(Source data)
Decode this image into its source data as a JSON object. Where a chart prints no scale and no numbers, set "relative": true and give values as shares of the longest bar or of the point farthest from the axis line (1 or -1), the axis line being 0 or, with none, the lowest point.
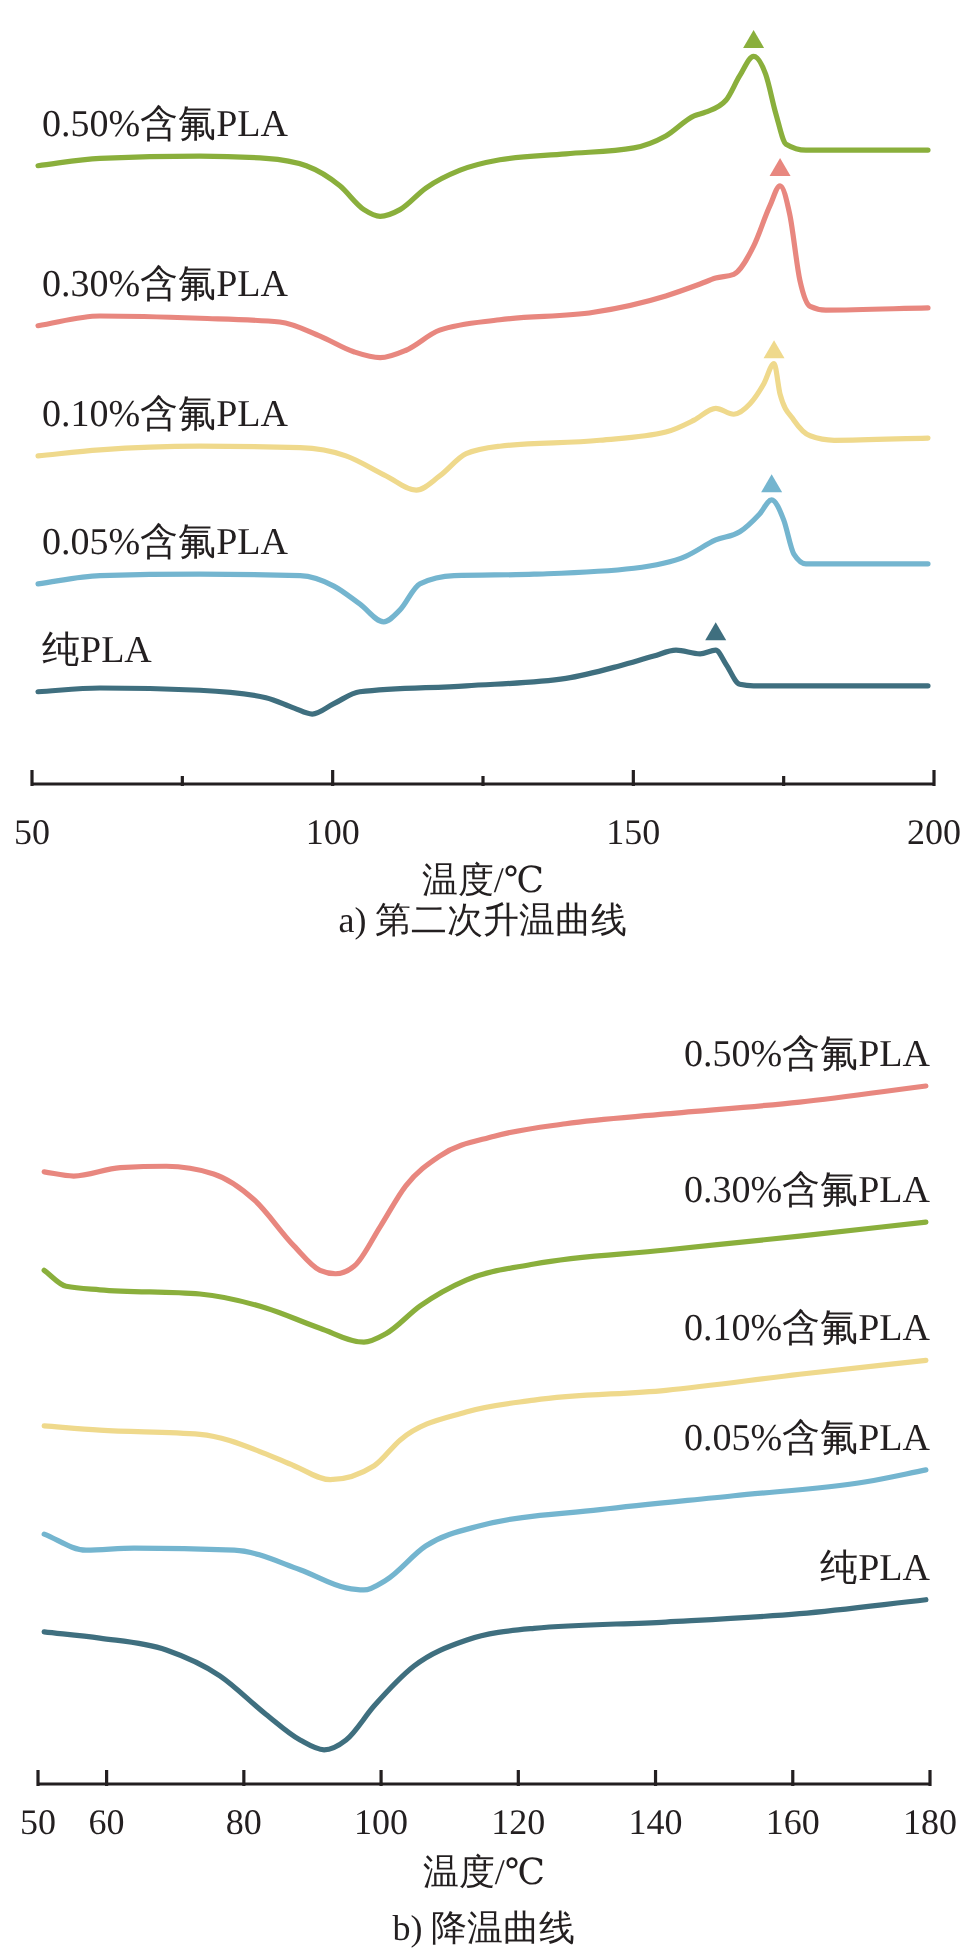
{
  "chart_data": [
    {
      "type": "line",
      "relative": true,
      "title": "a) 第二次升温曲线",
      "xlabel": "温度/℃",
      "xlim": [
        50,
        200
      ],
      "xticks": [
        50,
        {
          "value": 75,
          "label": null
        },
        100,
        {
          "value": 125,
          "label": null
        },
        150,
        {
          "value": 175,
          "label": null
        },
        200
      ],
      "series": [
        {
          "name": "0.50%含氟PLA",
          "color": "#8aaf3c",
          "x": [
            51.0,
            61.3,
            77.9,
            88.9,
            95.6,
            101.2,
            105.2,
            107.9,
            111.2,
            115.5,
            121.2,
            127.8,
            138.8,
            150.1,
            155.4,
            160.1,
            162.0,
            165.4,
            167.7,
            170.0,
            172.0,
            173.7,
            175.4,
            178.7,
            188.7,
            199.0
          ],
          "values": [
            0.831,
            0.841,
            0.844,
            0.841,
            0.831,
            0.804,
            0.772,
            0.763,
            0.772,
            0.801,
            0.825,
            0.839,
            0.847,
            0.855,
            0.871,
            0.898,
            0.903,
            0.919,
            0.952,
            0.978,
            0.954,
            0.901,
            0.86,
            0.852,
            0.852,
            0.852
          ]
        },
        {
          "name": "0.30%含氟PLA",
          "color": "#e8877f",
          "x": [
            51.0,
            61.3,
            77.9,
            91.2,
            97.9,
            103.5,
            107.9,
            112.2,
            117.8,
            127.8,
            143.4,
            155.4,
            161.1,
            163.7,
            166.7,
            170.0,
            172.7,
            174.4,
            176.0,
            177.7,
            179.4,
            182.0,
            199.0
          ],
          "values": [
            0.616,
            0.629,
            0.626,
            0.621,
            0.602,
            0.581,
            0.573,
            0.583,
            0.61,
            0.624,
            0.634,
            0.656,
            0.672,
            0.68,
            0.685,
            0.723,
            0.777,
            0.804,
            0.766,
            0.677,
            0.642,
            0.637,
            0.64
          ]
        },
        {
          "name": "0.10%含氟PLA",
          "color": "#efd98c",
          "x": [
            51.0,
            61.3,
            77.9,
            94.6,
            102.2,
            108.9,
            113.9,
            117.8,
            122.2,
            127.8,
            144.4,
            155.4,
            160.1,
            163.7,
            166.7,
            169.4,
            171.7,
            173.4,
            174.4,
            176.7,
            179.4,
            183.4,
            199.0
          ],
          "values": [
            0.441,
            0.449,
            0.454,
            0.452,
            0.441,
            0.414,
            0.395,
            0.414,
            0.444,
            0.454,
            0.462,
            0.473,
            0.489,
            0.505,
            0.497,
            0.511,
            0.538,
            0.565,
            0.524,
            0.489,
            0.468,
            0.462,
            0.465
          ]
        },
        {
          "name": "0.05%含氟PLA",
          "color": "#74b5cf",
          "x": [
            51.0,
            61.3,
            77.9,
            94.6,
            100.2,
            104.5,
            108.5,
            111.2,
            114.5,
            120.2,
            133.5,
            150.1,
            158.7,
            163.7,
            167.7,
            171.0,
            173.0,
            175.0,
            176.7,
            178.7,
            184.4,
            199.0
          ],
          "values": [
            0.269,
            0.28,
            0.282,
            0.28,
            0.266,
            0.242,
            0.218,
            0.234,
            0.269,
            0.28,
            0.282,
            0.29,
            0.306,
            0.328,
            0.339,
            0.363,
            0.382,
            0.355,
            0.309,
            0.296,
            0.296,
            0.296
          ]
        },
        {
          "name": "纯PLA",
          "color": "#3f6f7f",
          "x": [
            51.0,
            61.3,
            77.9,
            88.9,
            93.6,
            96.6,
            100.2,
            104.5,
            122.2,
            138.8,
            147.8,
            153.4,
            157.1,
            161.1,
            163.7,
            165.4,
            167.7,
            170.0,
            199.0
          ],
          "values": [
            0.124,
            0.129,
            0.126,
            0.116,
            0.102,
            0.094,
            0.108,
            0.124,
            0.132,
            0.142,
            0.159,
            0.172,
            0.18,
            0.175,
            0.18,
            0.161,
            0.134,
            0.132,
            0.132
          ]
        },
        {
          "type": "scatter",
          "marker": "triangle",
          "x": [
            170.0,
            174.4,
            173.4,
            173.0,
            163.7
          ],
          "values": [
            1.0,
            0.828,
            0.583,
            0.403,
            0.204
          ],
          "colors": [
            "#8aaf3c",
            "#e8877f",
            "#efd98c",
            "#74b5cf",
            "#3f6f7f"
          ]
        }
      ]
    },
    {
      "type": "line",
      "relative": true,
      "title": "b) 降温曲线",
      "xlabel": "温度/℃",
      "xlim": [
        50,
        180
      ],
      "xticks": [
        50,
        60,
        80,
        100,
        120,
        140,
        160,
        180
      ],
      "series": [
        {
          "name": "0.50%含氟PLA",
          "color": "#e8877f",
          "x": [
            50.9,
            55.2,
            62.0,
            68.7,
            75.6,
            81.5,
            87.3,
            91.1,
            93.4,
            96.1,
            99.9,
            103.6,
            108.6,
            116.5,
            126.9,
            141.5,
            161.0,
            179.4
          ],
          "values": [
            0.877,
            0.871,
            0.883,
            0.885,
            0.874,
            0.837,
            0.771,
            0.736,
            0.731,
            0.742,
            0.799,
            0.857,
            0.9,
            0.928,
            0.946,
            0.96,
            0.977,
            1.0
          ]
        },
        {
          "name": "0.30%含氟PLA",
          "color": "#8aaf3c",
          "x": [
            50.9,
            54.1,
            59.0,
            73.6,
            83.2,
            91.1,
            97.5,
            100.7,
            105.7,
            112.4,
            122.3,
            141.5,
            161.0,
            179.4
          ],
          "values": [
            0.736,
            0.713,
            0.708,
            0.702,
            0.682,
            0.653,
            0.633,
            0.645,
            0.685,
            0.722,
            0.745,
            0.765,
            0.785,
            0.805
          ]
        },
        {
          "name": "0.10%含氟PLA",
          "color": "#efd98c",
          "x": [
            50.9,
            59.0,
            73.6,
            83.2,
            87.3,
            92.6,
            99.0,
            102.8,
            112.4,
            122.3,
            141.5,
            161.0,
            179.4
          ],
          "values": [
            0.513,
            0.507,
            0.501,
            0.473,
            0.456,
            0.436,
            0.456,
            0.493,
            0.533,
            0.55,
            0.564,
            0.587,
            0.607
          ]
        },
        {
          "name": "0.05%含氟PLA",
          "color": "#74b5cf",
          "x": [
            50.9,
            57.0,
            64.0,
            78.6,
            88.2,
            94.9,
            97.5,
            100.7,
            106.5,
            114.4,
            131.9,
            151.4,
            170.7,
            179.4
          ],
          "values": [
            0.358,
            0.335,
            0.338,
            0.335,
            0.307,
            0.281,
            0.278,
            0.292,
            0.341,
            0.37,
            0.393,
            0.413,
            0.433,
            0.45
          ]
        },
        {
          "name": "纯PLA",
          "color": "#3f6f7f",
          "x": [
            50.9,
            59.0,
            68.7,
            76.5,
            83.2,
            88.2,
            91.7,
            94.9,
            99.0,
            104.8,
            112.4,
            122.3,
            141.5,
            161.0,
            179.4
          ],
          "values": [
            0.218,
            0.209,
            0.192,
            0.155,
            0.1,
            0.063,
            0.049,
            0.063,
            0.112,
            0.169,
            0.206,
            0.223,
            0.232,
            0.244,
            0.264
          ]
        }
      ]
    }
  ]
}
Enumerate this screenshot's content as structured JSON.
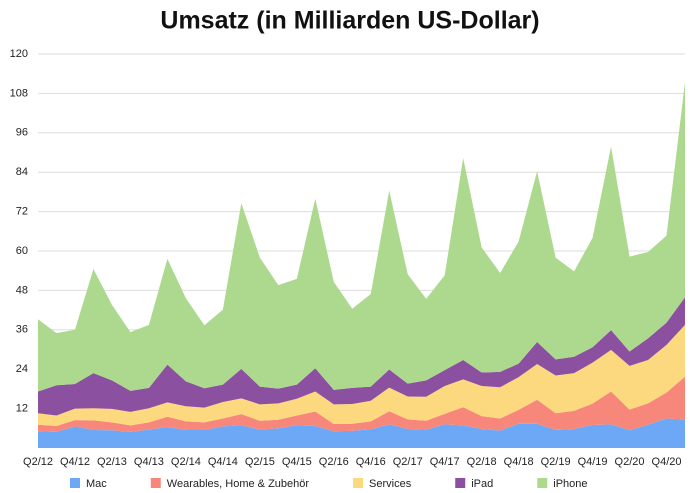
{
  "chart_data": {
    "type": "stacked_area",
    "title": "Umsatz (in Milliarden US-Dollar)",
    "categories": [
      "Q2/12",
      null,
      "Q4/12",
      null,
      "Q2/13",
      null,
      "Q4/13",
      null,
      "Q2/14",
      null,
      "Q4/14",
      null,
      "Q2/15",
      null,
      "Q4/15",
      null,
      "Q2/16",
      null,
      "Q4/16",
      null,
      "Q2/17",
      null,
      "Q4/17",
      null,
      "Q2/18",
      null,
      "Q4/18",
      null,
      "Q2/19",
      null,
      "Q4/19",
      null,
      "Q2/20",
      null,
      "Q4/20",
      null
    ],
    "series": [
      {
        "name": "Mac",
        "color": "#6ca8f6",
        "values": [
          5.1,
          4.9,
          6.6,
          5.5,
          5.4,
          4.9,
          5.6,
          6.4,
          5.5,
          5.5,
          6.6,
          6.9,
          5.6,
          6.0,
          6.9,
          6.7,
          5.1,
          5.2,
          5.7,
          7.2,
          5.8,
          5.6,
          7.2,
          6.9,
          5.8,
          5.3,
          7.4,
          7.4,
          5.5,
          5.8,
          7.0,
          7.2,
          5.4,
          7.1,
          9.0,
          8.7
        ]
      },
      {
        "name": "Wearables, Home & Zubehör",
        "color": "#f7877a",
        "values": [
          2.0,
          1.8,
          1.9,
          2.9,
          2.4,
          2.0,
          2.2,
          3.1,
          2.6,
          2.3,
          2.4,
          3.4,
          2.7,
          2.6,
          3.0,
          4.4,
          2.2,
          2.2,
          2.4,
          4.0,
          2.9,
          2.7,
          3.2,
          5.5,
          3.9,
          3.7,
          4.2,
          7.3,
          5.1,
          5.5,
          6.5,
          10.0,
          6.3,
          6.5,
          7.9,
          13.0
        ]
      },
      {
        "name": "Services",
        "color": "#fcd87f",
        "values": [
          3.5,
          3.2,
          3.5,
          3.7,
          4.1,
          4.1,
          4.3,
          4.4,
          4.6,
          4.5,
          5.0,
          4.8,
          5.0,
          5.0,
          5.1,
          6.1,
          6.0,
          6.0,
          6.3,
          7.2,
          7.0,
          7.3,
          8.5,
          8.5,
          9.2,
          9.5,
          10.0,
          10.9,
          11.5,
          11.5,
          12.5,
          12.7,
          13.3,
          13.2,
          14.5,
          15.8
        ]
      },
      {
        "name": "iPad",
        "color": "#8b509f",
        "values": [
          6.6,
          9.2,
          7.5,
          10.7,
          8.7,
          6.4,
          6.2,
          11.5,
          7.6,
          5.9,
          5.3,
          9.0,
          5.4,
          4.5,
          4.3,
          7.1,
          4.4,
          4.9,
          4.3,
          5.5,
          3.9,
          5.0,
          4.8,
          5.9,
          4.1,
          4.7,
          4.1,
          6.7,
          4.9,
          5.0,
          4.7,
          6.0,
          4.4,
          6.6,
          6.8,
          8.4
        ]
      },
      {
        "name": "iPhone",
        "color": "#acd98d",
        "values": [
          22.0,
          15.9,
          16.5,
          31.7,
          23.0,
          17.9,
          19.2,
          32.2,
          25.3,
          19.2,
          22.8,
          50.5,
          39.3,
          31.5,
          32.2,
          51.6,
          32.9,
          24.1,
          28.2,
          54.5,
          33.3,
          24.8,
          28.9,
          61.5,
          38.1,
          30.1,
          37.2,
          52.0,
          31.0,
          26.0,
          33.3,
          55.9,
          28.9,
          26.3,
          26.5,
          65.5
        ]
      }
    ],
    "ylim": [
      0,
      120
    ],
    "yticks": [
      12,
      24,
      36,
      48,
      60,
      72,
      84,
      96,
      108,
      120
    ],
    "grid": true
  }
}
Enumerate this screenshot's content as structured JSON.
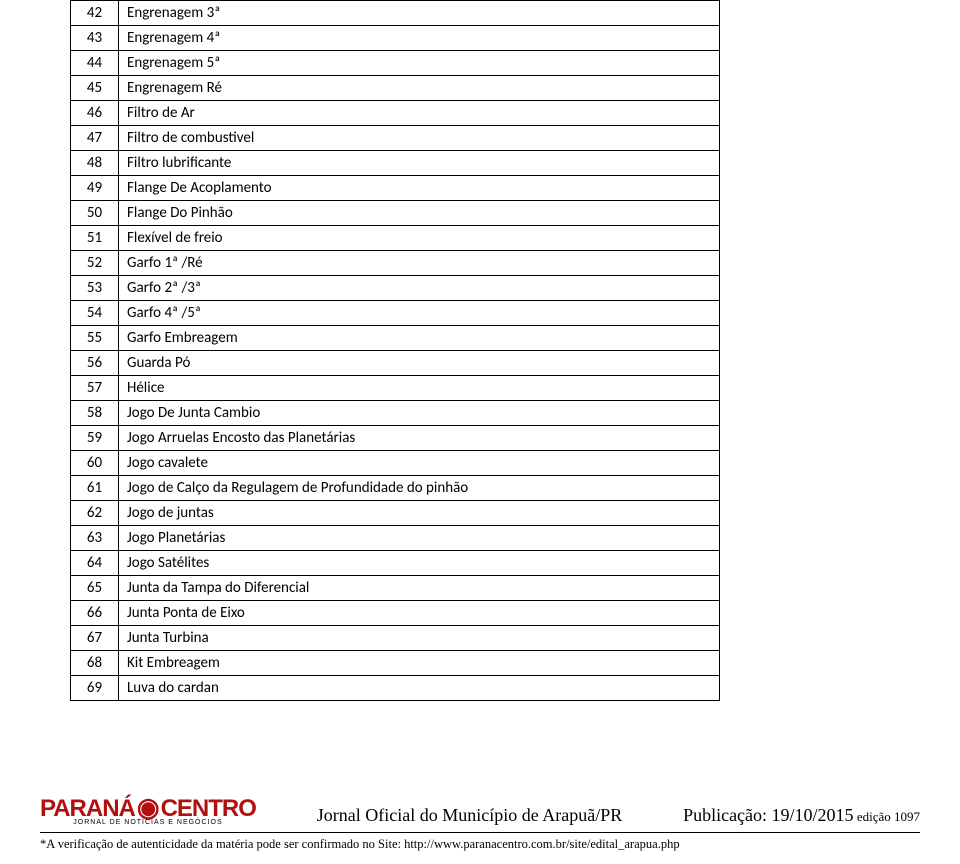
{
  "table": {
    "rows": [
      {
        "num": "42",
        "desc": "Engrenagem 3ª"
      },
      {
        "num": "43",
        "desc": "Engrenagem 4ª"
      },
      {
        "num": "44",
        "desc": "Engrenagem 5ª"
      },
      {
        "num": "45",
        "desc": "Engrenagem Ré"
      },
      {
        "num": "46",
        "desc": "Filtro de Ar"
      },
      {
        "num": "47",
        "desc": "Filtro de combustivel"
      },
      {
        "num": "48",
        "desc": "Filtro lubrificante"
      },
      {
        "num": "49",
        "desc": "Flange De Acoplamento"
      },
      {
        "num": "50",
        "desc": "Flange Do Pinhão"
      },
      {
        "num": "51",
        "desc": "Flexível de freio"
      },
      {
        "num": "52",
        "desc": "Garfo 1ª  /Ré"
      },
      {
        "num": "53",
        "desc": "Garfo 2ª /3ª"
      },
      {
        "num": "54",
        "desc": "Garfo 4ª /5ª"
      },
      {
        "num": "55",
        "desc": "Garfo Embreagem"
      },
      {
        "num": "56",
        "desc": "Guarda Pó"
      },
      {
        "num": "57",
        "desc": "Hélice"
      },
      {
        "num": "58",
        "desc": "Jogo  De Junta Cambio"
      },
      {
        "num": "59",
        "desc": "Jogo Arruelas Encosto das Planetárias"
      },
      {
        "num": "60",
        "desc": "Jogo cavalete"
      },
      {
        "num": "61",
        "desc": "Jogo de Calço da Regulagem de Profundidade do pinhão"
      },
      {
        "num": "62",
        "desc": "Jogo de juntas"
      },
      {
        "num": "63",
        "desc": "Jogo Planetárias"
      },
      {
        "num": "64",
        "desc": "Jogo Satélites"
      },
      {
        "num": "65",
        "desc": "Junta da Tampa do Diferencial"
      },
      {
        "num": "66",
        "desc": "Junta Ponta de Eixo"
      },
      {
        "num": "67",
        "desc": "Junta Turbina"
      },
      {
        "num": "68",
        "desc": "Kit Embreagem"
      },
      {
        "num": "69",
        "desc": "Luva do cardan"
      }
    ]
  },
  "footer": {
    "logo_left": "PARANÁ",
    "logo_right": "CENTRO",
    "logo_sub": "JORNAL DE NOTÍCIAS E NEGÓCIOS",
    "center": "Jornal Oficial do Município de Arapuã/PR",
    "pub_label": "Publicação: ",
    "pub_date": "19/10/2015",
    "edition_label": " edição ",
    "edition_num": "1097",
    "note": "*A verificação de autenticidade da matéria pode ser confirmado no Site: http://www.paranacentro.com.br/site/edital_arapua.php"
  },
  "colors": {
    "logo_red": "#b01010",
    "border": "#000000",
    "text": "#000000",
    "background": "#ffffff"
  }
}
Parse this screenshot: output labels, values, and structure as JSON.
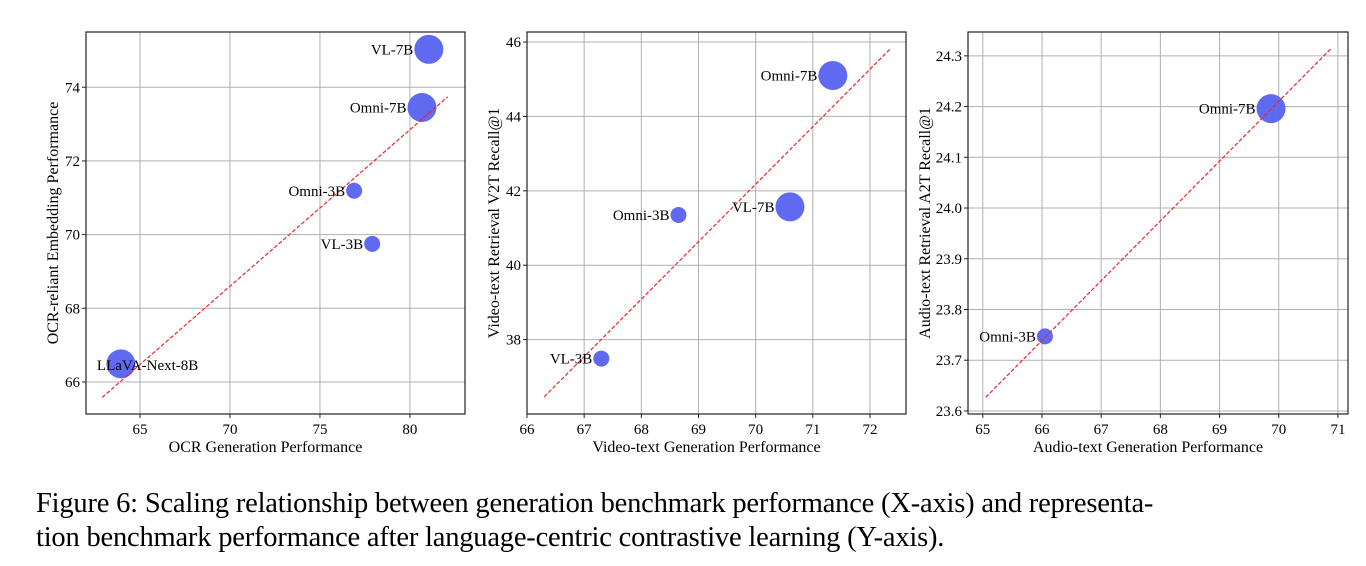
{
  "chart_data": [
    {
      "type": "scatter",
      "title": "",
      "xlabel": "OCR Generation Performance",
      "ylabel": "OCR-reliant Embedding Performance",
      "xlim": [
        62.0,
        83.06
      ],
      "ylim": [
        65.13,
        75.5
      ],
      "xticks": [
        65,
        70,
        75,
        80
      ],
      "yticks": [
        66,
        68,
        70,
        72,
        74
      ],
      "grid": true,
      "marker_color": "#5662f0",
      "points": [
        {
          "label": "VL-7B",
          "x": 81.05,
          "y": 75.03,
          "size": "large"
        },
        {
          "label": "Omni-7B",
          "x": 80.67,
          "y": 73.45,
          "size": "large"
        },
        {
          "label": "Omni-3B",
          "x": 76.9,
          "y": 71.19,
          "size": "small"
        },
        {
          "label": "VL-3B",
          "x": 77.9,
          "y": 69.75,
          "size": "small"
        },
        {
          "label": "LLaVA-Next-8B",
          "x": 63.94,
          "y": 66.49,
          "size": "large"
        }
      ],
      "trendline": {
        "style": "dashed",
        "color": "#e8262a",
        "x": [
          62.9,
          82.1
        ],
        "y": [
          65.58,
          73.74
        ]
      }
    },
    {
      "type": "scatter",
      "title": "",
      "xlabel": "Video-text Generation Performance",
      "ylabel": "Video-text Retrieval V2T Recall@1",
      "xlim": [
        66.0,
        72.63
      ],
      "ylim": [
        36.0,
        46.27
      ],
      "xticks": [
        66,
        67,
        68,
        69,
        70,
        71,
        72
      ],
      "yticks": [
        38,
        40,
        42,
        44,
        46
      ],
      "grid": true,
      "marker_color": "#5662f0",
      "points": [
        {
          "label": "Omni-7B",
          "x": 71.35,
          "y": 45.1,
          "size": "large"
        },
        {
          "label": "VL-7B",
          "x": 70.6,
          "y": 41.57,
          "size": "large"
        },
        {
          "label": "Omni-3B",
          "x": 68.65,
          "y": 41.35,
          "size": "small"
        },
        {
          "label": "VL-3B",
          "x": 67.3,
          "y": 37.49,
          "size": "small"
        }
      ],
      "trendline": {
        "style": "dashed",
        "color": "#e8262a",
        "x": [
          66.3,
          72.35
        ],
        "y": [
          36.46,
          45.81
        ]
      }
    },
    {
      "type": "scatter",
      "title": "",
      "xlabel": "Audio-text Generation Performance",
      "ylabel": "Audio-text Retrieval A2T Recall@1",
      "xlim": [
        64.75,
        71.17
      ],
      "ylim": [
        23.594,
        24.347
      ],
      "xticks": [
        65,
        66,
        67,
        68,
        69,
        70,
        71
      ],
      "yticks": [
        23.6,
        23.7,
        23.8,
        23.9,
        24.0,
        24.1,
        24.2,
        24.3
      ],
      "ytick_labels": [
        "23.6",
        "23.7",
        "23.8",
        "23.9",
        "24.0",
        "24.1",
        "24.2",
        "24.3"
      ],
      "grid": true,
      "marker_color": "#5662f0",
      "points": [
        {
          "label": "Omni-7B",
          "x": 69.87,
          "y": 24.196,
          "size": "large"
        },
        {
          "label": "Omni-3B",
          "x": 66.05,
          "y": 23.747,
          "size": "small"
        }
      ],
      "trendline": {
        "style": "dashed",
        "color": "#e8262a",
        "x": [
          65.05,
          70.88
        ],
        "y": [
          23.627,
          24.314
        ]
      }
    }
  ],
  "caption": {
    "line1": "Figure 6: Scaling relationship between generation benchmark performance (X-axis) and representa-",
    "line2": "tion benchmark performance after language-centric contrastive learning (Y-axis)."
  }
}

# [Aim of the exercise]
Copy all lines in the listing above where the string "Garfo" appears.

# [Complete answer]
        "desc": "Garfo 1ª  /Ré"
        "desc": "Garfo 2ª /3ª"
        "desc": "Garfo 4ª /5ª"
        "desc": "Garfo Embreagem"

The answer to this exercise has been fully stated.